* What you need to do *
Each entry below is to be extracted exactly.

* Provided material *
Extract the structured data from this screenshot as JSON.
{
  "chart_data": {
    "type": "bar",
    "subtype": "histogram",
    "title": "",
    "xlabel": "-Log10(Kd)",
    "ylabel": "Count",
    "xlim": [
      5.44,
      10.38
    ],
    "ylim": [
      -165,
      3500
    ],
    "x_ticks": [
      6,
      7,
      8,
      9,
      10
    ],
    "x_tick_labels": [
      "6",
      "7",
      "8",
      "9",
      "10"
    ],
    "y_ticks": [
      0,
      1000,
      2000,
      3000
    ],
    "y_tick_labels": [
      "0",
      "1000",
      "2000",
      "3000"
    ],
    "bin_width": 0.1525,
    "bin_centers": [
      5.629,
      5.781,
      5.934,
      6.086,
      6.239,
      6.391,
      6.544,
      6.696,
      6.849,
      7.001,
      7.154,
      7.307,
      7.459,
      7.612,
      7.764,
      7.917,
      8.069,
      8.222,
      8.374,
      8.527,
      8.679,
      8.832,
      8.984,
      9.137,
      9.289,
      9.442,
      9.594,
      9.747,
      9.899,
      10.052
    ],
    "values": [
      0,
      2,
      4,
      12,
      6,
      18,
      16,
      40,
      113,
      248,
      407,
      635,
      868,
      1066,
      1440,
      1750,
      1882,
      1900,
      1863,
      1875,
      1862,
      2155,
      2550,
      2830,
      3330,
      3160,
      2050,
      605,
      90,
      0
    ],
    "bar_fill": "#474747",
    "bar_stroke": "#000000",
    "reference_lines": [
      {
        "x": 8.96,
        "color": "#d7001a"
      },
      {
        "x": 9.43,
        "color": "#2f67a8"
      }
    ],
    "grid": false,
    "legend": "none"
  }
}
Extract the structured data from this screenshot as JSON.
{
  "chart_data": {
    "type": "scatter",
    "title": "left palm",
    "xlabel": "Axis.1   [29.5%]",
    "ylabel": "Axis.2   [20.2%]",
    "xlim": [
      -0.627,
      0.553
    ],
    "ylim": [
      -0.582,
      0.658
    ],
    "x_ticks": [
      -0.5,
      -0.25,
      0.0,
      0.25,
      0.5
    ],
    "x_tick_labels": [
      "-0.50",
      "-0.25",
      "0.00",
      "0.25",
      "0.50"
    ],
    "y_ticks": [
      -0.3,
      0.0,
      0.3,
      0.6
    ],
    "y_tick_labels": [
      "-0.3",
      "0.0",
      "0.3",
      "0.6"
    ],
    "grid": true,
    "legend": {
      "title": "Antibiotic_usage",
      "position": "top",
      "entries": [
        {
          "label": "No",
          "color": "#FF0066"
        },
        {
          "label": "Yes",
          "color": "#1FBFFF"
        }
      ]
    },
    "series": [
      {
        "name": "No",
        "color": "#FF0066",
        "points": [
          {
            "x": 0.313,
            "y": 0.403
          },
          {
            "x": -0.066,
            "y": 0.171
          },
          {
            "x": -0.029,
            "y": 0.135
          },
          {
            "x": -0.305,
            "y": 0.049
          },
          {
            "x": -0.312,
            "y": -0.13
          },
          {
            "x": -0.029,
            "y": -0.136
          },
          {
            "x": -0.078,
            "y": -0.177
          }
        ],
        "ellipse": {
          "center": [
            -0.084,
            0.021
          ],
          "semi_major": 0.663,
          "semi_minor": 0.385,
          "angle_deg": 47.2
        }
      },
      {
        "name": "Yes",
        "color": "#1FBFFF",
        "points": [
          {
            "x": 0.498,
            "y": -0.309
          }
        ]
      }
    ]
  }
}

* Response *
Extract the structured data from this screenshot as JSON.
{
  "chart_data": {
    "type": "bar",
    "subtype": "histogram",
    "title": "",
    "xlabel": "-Log10(Kd)",
    "ylabel": "Count",
    "xlim": [
      5.44,
      10.38
    ],
    "ylim": [
      -165,
      3500
    ],
    "x_ticks": [
      6,
      7,
      8,
      9,
      10
    ],
    "x_tick_labels": [
      "6",
      "7",
      "8",
      "9",
      "10"
    ],
    "y_ticks": [
      0,
      1000,
      2000,
      3000
    ],
    "y_tick_labels": [
      "0",
      "1000",
      "2000",
      "3000"
    ],
    "bin_width": 0.1525,
    "bin_centers": [
      5.629,
      5.781,
      5.934,
      6.086,
      6.239,
      6.391,
      6.544,
      6.696,
      6.849,
      7.001,
      7.154,
      7.307,
      7.459,
      7.612,
      7.764,
      7.917,
      8.069,
      8.222,
      8.374,
      8.527,
      8.679,
      8.832,
      8.984,
      9.137,
      9.289,
      9.442,
      9.594,
      9.747,
      9.899,
      10.052
    ],
    "values": [
      0,
      2,
      4,
      12,
      6,
      18,
      16,
      40,
      113,
      248,
      407,
      635,
      868,
      1066,
      1440,
      1750,
      1882,
      1900,
      1863,
      1875,
      1862,
      2155,
      2550,
      2830,
      3330,
      3160,
      2050,
      605,
      90,
      0
    ],
    "bar_fill": "#474747",
    "bar_stroke": "#000000",
    "reference_lines": [
      {
        "x": 8.96,
        "color": "#d7001a"
      },
      {
        "x": 9.43,
        "color": "#2f67a8"
      }
    ],
    "grid": false,
    "legend": "none"
  }
}
Extract the structured data from this screenshot as JSON.
{
  "chart_data": {
    "type": "scatter",
    "title": "left palm",
    "xlabel": "Axis.1   [29.5%]",
    "ylabel": "Axis.2   [20.2%]",
    "xlim": [
      -0.627,
      0.553
    ],
    "ylim": [
      -0.582,
      0.658
    ],
    "x_ticks": [
      -0.5,
      -0.25,
      0.0,
      0.25,
      0.5
    ],
    "x_tick_labels": [
      "-0.50",
      "-0.25",
      "0.00",
      "0.25",
      "0.50"
    ],
    "y_ticks": [
      -0.3,
      0.0,
      0.3,
      0.6
    ],
    "y_tick_labels": [
      "-0.3",
      "0.0",
      "0.3",
      "0.6"
    ],
    "grid": true,
    "legend": {
      "title": "Antibiotic_usage",
      "position": "top",
      "entries": [
        {
          "label": "No",
          "color": "#FF0066"
        },
        {
          "label": "Yes",
          "color": "#1FBFFF"
        }
      ]
    },
    "series": [
      {
        "name": "No",
        "color": "#FF0066",
        "points": [
          {
            "x": 0.313,
            "y": 0.403
          },
          {
            "x": -0.066,
            "y": 0.171
          },
          {
            "x": -0.029,
            "y": 0.135
          },
          {
            "x": -0.305,
            "y": 0.049
          },
          {
            "x": -0.312,
            "y": -0.13
          },
          {
            "x": -0.029,
            "y": -0.136
          },
          {
            "x": -0.078,
            "y": -0.177
          }
        ],
        "ellipse": {
          "center": [
            -0.084,
            0.021
          ],
          "semi_major": 0.663,
          "semi_minor": 0.385,
          "angle_deg": 47.2
        }
      },
      {
        "name": "Yes",
        "color": "#1FBFFF",
        "points": [
          {
            "x": 0.498,
            "y": -0.309
          }
        ]
      }
    ]
  }
}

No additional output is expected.